Task input
+++

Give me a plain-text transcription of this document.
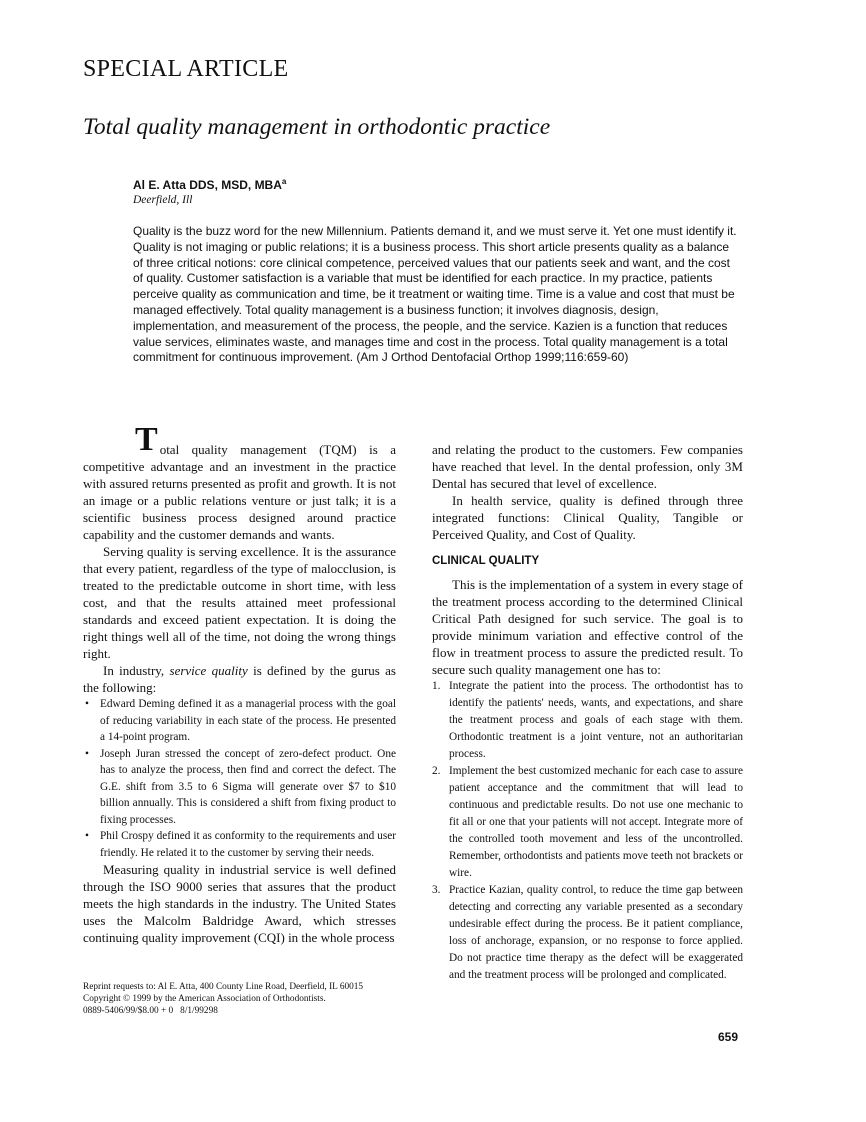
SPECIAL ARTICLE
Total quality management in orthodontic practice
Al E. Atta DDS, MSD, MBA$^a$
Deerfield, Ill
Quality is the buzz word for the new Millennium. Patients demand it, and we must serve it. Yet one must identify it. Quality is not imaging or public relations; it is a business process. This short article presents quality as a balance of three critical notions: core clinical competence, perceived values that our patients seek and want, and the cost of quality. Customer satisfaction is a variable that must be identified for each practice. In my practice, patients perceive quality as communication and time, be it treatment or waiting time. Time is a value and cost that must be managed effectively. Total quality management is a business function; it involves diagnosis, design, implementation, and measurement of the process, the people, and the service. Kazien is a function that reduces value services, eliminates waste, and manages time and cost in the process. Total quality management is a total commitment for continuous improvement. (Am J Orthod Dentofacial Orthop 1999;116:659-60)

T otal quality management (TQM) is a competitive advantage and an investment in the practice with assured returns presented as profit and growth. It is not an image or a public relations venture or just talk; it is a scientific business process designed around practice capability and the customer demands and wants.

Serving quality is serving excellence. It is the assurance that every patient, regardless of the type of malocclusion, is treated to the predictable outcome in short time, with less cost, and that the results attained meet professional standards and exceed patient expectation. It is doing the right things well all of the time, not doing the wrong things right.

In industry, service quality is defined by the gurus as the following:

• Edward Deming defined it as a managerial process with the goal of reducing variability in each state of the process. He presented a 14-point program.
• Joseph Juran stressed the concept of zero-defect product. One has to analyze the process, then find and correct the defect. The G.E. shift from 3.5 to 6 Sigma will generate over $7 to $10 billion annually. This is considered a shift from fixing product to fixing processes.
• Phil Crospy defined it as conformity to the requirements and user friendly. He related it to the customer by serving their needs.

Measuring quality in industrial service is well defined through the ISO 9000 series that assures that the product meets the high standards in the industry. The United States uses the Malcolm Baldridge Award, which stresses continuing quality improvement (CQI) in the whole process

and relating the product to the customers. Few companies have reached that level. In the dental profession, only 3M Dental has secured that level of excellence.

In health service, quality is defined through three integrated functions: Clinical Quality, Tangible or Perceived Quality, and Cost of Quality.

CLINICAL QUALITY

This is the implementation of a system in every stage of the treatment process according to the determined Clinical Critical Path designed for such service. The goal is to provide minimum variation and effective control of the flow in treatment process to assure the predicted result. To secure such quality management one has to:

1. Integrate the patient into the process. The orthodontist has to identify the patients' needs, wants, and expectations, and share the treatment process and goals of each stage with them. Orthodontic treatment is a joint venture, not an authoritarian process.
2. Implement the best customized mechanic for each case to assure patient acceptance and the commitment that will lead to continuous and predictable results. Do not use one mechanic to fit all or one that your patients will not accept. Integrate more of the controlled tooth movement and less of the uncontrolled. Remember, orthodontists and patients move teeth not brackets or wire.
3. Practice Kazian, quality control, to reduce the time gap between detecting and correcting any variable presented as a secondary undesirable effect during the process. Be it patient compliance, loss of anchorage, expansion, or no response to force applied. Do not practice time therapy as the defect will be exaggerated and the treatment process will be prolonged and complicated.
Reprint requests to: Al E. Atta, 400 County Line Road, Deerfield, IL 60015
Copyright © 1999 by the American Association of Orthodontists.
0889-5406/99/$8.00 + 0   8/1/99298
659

+++

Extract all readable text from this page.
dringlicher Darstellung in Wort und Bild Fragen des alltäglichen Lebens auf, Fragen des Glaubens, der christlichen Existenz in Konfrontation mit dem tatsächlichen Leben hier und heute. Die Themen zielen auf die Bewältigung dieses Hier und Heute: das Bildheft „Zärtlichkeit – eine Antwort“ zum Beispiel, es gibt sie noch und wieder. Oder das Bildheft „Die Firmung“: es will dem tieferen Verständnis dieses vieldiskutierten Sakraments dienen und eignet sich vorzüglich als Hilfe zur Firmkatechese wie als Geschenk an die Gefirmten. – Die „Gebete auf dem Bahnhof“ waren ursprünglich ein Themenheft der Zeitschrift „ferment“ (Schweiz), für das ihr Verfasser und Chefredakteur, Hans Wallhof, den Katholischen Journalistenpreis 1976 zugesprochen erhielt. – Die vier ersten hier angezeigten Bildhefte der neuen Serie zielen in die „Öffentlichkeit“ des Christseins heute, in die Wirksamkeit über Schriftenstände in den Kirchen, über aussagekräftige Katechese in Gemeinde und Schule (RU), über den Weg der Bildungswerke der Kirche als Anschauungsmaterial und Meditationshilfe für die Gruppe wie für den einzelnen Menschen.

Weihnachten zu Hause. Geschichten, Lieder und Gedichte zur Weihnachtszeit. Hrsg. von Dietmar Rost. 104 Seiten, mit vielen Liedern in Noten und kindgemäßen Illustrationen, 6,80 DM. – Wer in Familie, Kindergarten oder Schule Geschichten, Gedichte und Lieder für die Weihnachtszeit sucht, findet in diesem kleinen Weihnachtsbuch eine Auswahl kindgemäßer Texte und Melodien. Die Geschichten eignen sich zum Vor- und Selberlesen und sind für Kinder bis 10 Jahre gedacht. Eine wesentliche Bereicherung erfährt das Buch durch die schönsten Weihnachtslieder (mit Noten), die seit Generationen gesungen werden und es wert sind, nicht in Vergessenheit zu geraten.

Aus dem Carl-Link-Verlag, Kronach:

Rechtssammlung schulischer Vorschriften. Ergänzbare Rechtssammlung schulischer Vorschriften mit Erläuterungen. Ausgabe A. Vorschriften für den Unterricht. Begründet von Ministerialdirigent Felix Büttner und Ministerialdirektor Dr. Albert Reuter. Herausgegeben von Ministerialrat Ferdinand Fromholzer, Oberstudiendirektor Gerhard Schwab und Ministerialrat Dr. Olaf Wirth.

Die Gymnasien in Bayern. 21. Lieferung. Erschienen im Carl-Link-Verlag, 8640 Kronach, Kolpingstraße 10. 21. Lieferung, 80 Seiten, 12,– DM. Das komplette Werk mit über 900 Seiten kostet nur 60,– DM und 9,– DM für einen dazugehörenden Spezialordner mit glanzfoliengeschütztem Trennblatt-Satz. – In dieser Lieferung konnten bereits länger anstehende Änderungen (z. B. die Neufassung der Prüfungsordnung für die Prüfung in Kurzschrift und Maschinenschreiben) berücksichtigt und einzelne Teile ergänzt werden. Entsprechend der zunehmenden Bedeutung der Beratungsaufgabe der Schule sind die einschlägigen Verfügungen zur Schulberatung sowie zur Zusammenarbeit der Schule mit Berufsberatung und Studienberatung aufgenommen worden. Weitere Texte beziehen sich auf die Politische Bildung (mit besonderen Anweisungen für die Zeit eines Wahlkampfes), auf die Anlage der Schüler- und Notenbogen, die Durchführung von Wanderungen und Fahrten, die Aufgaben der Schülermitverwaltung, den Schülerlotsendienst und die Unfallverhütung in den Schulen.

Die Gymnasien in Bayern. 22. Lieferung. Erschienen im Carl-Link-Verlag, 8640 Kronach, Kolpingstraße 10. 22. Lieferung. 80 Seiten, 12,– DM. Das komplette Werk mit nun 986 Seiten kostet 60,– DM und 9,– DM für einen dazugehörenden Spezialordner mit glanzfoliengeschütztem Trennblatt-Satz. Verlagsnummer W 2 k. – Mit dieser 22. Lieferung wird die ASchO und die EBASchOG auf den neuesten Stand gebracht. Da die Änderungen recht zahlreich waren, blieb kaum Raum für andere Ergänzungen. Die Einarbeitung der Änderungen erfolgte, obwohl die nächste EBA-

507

+++

Task
Check each line above for "variable" and return the ones that have it.

Result
Quality is the buzz word for the new Millennium. Patients demand it, and we must serve it. Yet one must identify it. Quality is not imaging or public relations; it is a business process. This short article presents quality as a balance of three critical notions: core clinical competence, perceived values that our patients seek and want, and the cost of quality. Customer satisfaction is a variable that must be identified for each practice. In my practice, patients perceive quality as communication and time, be it treatment or waiting time. Time is a value and cost that must be managed effectively. Total quality management is a business function; it involves diagnosis, design, implementation, and measurement of the process, the people, and the service. Kazien is a function that reduces value services, eliminates waste, and manages time and cost in the process. Total quality management is a total commitment for continuous improvement. (Am J Orthod Dentofacial Orthop 1999;116:659-60)
3. Practice Kazian, quality control, to reduce the time gap between detecting and correcting any variable presented as a secondary undesirable effect during the process. Be it patient compliance, loss of anchorage, expansion, or no response to force applied. Do not practice time therapy as the defect will be exaggerated and the treatment process will be prolonged and complicated.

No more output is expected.